Se dedicarán más de 4,500 millones de dólares para ese propósito (de ellos 1,500 millones para más muros y vallas electrónicas) y se ampliará la cantidad de efectivos de la Patrulla Fronteriza en más de 3,500.

Adicionalmente, se modificará el principio para otorgar visas, de los basados en la reunificación familiar a los permisos de trabajo.

La ley expandirá a todos los estados el uso obligatorio de la base de datos electrónica E-Verify por parte de los empleadores, quienes deberán verificar si nuevos candidatos tiene permiso legal para trabajar en el país.

Por otra parte, la moción senatorial permite que los indocumentados comiencen a registrarse en un estado legal provisional casi de inmediato, luego de que el Departamento de Seguridad Interna presente el plan para “cerrar” la frontera. El gobierno tendrá un plazo de tres meses para generar ese plan.

Sin embargo, con la excepción de trabajadores agrícolas y estudiantes universitarios, para quienes se establecerán vías aceleradas de legalización (al parecer, de 5 años), los inmigrantes provisionalmente legalizados deberán esperar diez años para obtener la legalización permanente y supuestamente 5 más para la ciudadanía, totalizando cuatro ciclos de elecciones presidenciales en las que no podrán participar. Aun así, la concesión de la “tarjeta verde” estará sujeta al cierre de las fronteras y otros considerandos.

Es importante recalcar que durante esos diez años, los inmigrantes provisionalmente legalizados no tendrán derecho a beneficios federales, especialmente el de seguro médico.

Antes de procesarse las solicitudes de los indocumentados, aquellos inmigrantes que ya son residentes legales deberán aprobar un examen de antecedentes, pasar pruebas de dominio del inglés, demostrar el pago de impuestos y que tienen un historial de empleo adecuado. Lo mismo regirá para los nuevos legalizados – una vez que llegue su turno – que adicionalmente deberán pagar una multa de 1,000 dólares.

Aquí está el texto completo de la propuesta migratoria.

Todo este proceso, aunque el hecho que inicie supone de por sí un avance histórico, no asegura la aprobación de la ley, pese al empuje por parte de la Casa Blanca, ya que en la Cámara Baja las posturas antiinmigrantes son más fuertes que en el Senado y podrían derivar en que se presente no una propuesta de reforma migratoria integral, sino varias leyes separadas, comenzando por la de seguridad fronteriza, la deportación de indocumentados con antecedentes penales (implementada de cualquier manera por la administración Obama), la expansión y obligatoriedad del registro de datos E-Verify, la aprobación de permisos de estudio para estudiantes y de trabajo para trabajadores del campo, y quizás, en algún horizonte poco claro, la legalización de los once millones, en su gran mayoría latinos, que están en el país sin papeles legales.

-- -- --

**Lo que se pide:**
Por favor, prosigue el texto sobre la propuesta de reforma migratoria a partir de su última oración.

**Material proporcionado:**
-- -- --

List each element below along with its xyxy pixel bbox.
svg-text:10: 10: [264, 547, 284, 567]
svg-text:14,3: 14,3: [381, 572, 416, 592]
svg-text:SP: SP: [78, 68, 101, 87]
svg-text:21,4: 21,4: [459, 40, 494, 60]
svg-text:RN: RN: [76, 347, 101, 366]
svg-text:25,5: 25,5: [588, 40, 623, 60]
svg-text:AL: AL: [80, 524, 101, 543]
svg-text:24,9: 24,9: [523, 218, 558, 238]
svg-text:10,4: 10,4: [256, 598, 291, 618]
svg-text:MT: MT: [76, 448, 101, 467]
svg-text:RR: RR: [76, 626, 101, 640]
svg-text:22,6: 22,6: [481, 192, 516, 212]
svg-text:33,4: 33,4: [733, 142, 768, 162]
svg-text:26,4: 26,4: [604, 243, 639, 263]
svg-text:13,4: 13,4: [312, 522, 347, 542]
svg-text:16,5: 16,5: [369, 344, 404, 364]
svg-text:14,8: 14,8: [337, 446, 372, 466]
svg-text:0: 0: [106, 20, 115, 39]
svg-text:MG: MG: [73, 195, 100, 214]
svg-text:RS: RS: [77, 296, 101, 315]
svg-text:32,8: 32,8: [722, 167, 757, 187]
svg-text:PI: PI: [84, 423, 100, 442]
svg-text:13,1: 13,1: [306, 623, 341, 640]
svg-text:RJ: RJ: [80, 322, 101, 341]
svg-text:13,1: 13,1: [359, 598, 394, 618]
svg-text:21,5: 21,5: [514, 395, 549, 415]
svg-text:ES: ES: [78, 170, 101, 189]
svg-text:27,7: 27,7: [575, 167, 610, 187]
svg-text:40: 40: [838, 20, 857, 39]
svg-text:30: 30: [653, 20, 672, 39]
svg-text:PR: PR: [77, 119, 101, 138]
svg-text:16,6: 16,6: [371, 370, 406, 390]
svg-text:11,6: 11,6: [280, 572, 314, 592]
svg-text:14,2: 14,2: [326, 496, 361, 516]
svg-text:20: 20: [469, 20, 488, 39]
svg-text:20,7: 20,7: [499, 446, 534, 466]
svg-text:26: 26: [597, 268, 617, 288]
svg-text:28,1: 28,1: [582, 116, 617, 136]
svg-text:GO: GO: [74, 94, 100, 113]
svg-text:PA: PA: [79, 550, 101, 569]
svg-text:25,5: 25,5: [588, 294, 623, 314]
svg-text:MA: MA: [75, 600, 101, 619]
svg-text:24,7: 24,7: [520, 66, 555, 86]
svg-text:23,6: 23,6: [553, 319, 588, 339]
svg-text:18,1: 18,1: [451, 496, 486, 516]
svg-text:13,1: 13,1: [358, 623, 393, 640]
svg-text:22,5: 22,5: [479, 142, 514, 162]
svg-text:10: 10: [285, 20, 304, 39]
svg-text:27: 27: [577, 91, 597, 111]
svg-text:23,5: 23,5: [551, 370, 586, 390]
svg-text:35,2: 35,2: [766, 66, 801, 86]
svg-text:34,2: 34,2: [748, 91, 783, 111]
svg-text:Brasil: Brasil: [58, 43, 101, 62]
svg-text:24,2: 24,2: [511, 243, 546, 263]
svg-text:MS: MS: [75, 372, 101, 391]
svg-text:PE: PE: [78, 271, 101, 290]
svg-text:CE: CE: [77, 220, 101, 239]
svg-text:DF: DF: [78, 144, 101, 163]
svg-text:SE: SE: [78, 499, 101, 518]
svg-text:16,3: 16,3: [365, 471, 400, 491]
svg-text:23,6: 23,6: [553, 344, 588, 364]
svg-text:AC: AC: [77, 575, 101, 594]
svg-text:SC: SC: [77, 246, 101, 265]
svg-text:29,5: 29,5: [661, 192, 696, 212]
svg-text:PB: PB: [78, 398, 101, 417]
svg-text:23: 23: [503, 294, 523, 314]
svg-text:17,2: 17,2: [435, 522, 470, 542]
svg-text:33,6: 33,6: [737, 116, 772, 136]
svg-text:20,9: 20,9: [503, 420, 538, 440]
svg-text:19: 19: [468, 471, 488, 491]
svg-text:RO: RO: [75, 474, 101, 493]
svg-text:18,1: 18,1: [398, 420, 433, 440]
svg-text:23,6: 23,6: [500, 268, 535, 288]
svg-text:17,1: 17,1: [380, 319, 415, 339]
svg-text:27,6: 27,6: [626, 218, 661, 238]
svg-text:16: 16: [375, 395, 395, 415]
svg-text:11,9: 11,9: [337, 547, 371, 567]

-- -- --

**Tu respuesta:**
Un ejemplo de tal legislación es la llamada ley STEM que hubiese ampliado en 55,000 las visas anuales otorgadas a inmigrantes con títulos universitarios avanzados en disciplinas científicas eliminando al mismo tiempo la lotería anual de la misma cantidad de visas.

Lidera la postura de fragmentar la reforma en varias leyes inconexas y sin límite de tiempo, el presidente de la Cámara, el republicano de Ohio John Boehner, y el jefe del comité Judicial – donde se generará la moción – Robert Goodlate, republicano de Virginia.

Un factor adicional a los todavía imprevistos que podrían ser el resultado de un cambio de opinión pública a raíz de los atentados es que falta menos de un año y medio para las elecciones nacionales de 2014, en donde se renovará la totalidad de la Cámara Baja, la tercera parte del Senado y una veintena de gubernaturas estatales, y en las que peligraría la mayoría republicana en la de Representantes, a menos que incrementen su apoyo entre los latinos.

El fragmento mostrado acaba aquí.